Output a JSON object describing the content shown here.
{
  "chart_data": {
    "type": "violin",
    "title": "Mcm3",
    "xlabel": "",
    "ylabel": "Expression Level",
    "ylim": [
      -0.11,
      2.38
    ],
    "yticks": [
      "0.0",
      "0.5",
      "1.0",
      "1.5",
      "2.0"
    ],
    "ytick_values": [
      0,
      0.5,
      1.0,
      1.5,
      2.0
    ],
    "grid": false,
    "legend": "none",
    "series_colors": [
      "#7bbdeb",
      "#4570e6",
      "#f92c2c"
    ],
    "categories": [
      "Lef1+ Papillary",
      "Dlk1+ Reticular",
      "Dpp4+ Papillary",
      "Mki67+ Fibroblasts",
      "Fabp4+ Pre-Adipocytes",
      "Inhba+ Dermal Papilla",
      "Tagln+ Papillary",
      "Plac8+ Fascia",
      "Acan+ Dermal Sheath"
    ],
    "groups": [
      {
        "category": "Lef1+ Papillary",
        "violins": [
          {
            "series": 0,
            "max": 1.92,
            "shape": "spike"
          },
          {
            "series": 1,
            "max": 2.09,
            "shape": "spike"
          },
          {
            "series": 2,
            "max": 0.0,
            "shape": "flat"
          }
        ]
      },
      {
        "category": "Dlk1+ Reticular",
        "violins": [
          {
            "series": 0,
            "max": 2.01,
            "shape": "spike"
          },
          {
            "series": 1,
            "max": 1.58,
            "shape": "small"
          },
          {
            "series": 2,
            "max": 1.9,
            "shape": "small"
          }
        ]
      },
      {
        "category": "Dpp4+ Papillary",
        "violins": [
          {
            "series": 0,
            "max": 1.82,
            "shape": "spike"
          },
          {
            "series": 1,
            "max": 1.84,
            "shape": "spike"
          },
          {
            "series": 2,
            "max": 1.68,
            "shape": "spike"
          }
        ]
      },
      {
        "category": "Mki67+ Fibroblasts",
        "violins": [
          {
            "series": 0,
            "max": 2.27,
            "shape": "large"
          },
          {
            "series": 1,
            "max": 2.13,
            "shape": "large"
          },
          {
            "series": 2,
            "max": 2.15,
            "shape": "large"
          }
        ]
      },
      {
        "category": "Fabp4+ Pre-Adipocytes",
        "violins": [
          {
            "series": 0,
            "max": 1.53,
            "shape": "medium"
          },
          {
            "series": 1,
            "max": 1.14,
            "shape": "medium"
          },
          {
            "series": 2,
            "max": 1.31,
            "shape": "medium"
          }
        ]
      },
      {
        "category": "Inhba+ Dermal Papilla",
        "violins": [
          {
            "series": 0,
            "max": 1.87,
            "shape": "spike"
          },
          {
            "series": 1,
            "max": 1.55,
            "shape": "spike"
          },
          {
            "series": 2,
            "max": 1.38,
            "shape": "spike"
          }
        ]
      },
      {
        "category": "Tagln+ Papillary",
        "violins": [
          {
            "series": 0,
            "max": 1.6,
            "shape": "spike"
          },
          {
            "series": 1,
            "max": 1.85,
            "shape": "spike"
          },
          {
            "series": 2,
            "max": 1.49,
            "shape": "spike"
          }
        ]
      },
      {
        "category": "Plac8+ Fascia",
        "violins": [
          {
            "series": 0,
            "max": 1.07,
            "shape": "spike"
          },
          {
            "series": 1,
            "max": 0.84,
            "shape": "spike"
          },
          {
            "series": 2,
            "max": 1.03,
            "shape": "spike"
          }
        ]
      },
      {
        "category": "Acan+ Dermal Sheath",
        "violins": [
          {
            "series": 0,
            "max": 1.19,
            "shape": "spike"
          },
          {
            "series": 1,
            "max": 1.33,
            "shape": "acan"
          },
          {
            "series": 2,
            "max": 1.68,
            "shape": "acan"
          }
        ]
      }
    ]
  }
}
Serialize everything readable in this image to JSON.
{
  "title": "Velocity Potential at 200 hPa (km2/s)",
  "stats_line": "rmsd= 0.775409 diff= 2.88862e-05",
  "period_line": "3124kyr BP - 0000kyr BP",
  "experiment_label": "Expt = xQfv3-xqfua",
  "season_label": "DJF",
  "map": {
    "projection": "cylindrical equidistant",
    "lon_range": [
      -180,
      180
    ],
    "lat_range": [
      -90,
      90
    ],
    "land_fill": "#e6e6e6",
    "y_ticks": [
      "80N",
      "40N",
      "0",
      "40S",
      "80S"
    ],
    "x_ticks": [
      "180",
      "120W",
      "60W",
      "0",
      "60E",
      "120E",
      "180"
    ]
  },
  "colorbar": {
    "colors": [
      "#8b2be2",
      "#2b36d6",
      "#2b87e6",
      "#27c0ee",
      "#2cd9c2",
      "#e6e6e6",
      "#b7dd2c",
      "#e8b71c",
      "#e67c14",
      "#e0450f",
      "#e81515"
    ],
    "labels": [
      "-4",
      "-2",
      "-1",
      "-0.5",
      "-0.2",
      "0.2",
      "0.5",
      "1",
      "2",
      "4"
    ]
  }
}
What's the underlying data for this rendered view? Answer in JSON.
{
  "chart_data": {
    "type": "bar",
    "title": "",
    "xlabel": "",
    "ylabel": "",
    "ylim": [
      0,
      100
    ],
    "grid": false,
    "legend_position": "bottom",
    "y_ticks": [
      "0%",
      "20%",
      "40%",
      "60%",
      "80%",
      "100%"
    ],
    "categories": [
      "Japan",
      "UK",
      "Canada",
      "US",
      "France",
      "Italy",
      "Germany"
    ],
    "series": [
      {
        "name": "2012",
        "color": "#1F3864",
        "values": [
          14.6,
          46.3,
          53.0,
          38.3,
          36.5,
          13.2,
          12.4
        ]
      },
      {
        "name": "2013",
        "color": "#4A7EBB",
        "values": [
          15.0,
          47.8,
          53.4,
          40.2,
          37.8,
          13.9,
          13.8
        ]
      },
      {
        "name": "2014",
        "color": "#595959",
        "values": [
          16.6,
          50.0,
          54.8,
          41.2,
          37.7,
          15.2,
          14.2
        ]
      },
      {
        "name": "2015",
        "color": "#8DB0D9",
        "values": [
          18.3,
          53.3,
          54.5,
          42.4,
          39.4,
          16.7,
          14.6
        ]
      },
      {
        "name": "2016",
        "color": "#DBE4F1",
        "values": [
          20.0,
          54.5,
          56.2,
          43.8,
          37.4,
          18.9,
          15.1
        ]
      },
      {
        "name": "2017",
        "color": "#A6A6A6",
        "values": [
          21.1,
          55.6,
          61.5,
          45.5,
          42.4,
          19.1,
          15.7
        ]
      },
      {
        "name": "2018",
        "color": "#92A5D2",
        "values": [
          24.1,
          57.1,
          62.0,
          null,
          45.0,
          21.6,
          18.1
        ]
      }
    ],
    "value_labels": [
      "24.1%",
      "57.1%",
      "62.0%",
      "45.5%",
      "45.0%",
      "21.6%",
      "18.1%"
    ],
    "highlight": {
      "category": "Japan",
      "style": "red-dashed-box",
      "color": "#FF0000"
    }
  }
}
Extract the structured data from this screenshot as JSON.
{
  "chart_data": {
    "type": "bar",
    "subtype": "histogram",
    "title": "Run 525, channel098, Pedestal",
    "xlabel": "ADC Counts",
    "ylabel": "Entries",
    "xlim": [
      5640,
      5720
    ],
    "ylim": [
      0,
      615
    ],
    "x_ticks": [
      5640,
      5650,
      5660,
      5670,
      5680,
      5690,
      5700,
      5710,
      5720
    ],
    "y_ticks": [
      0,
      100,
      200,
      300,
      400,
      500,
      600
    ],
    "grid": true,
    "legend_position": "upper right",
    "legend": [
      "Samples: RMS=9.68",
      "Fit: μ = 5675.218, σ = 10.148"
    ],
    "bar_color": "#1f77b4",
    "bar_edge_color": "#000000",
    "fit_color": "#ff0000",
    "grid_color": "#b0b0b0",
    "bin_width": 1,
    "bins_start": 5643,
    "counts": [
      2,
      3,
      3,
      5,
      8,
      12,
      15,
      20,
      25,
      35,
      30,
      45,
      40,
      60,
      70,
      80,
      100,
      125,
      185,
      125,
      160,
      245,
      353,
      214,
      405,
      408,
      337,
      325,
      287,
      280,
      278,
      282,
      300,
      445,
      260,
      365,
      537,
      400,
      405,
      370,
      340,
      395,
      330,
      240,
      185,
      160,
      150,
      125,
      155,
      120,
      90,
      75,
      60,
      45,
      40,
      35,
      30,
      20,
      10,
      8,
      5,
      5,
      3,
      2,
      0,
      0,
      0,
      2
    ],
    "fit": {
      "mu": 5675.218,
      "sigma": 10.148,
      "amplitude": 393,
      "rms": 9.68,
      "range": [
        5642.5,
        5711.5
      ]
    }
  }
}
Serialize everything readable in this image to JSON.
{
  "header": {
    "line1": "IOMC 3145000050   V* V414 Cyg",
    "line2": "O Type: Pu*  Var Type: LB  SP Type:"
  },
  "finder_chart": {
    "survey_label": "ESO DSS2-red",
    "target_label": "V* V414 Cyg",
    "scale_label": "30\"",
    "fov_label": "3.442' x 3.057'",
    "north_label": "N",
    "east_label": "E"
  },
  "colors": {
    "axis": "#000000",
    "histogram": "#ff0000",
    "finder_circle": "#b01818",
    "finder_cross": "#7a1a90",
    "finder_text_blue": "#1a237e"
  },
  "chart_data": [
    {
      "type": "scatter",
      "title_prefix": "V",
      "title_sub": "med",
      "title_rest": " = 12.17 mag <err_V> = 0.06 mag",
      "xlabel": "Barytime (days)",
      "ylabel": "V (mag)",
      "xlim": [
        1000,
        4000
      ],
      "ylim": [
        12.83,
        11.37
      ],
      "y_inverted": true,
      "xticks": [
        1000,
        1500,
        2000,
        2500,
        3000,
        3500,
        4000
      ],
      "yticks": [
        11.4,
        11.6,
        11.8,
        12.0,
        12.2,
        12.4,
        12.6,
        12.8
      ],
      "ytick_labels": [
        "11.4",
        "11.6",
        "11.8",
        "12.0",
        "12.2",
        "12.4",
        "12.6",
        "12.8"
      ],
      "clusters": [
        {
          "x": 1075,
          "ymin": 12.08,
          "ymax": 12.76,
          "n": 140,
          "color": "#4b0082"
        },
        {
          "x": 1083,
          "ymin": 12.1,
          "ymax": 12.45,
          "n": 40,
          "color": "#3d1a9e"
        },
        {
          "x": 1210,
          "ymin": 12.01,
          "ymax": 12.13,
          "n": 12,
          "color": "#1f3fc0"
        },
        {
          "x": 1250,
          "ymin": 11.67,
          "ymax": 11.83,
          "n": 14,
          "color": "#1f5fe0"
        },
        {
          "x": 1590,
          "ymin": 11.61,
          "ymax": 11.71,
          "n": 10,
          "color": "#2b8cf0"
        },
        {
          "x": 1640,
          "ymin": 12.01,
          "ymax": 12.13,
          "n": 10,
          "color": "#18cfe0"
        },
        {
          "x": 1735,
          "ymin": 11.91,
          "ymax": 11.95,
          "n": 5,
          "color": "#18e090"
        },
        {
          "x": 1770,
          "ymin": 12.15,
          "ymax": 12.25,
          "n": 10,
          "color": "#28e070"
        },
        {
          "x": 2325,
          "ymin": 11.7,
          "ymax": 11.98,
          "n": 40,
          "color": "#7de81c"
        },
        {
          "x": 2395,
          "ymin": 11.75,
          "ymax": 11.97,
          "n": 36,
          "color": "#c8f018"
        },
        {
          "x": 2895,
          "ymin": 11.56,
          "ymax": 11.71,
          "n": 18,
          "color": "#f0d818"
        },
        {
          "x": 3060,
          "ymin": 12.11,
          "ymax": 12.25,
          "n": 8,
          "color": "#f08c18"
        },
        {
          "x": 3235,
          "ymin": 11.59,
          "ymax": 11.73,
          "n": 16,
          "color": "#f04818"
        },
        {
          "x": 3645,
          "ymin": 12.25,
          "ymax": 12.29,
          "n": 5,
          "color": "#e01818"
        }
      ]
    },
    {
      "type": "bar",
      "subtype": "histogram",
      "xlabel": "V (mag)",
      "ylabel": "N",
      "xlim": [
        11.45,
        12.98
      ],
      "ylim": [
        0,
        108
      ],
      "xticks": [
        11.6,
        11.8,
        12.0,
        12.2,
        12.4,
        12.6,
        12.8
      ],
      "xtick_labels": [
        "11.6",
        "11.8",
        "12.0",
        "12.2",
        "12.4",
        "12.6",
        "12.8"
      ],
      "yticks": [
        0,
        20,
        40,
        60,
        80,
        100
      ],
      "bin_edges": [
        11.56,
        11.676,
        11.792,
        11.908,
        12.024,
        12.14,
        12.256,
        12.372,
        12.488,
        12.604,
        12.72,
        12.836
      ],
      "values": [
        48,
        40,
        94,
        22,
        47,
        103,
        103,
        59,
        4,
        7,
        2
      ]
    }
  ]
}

= = = =

◆ Exercise brief ◆
Only lines that contain the word "ylabel" are wanted; copy each of them.

◆ Written answer ◆
    "ylabel": "Expression Level",
    "ylabel": "",
    "ylabel": "Entries",
      "ylabel": "V (mag)",
      "ylabel": "N",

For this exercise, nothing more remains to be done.